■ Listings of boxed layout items
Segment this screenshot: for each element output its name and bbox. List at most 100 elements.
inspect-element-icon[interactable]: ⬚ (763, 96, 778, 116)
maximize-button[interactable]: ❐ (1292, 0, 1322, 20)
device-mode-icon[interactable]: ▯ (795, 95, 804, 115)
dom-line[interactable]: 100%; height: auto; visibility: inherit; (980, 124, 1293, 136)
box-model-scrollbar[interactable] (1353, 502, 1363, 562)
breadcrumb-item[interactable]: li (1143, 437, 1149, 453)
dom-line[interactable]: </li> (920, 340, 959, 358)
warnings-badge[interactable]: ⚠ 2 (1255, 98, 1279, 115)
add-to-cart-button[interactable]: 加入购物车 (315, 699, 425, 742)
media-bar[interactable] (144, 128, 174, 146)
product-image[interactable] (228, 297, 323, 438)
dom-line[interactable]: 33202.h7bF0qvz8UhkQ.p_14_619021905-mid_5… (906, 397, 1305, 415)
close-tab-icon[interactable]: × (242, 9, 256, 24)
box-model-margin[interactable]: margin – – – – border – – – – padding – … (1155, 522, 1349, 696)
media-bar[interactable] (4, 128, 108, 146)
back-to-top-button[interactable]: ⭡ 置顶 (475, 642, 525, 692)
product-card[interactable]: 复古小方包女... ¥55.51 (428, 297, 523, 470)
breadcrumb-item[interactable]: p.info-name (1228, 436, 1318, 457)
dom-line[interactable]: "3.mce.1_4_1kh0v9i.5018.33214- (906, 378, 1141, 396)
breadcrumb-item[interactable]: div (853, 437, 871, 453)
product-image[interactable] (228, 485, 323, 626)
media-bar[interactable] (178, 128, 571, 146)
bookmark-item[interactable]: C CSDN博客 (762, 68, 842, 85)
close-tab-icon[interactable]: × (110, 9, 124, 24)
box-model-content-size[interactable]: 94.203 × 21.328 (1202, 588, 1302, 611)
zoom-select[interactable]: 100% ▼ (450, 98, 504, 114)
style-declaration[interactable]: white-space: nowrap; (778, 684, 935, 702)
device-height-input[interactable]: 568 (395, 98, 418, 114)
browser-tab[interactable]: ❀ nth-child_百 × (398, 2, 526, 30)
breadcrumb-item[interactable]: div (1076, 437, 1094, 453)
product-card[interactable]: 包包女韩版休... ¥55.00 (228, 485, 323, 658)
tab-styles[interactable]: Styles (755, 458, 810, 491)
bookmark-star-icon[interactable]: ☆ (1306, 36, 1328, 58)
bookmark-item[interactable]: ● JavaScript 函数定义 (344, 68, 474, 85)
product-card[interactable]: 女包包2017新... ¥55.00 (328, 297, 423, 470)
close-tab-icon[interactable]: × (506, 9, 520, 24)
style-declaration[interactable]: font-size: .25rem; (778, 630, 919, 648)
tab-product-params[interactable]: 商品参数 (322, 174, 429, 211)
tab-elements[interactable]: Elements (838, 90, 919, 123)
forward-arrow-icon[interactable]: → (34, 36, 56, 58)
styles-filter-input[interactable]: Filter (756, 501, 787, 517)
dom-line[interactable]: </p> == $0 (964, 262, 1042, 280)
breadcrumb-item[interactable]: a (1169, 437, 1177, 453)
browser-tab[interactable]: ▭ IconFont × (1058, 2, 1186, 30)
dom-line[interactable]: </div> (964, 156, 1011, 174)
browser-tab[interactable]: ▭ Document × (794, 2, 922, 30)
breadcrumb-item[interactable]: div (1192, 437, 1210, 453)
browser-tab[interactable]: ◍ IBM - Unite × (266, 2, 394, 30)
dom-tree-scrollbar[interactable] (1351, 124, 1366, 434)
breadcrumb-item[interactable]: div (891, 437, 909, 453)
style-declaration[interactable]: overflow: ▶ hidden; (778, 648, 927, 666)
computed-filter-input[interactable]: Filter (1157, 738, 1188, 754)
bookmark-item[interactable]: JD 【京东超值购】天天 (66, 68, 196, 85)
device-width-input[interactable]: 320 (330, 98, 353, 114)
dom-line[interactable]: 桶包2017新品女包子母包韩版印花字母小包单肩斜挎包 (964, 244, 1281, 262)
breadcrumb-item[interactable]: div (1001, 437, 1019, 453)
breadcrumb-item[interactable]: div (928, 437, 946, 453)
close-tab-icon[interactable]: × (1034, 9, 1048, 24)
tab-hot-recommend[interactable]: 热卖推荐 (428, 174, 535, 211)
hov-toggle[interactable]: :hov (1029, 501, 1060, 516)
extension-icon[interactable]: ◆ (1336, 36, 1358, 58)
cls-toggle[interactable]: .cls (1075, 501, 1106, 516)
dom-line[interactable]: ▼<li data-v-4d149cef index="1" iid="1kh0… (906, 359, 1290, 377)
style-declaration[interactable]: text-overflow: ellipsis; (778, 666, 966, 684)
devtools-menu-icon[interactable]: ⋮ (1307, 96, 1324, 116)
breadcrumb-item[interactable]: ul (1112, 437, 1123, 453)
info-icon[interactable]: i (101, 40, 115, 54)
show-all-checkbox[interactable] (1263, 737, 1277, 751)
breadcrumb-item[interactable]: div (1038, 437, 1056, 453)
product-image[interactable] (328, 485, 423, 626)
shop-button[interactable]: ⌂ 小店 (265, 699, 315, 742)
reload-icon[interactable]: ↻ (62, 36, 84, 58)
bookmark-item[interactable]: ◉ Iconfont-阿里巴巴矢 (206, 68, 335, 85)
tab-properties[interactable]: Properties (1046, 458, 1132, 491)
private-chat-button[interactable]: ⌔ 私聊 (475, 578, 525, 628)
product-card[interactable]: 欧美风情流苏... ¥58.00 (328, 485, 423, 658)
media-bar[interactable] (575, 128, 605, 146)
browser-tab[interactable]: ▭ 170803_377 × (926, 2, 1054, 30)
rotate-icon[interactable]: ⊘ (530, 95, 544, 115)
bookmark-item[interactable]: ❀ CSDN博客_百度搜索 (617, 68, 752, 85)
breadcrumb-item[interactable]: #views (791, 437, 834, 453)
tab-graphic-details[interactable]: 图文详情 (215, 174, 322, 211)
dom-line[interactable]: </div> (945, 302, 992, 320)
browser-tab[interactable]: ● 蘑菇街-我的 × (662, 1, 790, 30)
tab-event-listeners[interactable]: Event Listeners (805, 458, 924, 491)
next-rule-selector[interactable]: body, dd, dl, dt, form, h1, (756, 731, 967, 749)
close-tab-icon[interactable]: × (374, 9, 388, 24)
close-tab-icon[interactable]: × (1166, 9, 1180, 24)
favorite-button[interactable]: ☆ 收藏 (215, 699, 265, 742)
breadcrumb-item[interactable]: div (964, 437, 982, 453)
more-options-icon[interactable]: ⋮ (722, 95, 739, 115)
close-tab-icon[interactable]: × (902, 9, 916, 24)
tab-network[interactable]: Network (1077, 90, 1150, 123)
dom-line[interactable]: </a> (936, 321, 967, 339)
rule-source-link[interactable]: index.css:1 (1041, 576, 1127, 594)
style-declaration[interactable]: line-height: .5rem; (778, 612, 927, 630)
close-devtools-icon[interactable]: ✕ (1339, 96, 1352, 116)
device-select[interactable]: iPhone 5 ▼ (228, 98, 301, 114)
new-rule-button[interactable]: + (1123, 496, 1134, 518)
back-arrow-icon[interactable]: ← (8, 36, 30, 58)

■ THE PROBLEM
From the first line of the items through the line containing "back-to-top-button[interactable]: ⭡ 置顶", write the lines out again with "media-bar" replaced by "media-strip" and nothing else altered.

■ EXPECTED OUTPUT
Segment this screenshot: for each element output its name and bbox. List at most 100 elements.
inspect-element-icon[interactable]: ⬚ (763, 96, 778, 116)
maximize-button[interactable]: ❐ (1292, 0, 1322, 20)
device-mode-icon[interactable]: ▯ (795, 95, 804, 115)
dom-line[interactable]: 100%; height: auto; visibility: inherit; (980, 124, 1293, 136)
box-model-scrollbar[interactable] (1353, 502, 1363, 562)
breadcrumb-item[interactable]: li (1143, 437, 1149, 453)
dom-line[interactable]: </li> (920, 340, 959, 358)
warnings-badge[interactable]: ⚠ 2 (1255, 98, 1279, 115)
add-to-cart-button[interactable]: 加入购物车 (315, 699, 425, 742)
media-strip[interactable] (144, 128, 174, 146)
product-image[interactable] (228, 297, 323, 438)
dom-line[interactable]: 33202.h7bF0qvz8UhkQ.p_14_619021905-mid_5… (906, 397, 1305, 415)
close-tab-icon[interactable]: × (242, 9, 256, 24)
box-model-margin[interactable]: margin – – – – border – – – – padding – … (1155, 522, 1349, 696)
media-strip[interactable] (4, 128, 108, 146)
back-to-top-button[interactable]: ⭡ 置顶 (475, 642, 525, 692)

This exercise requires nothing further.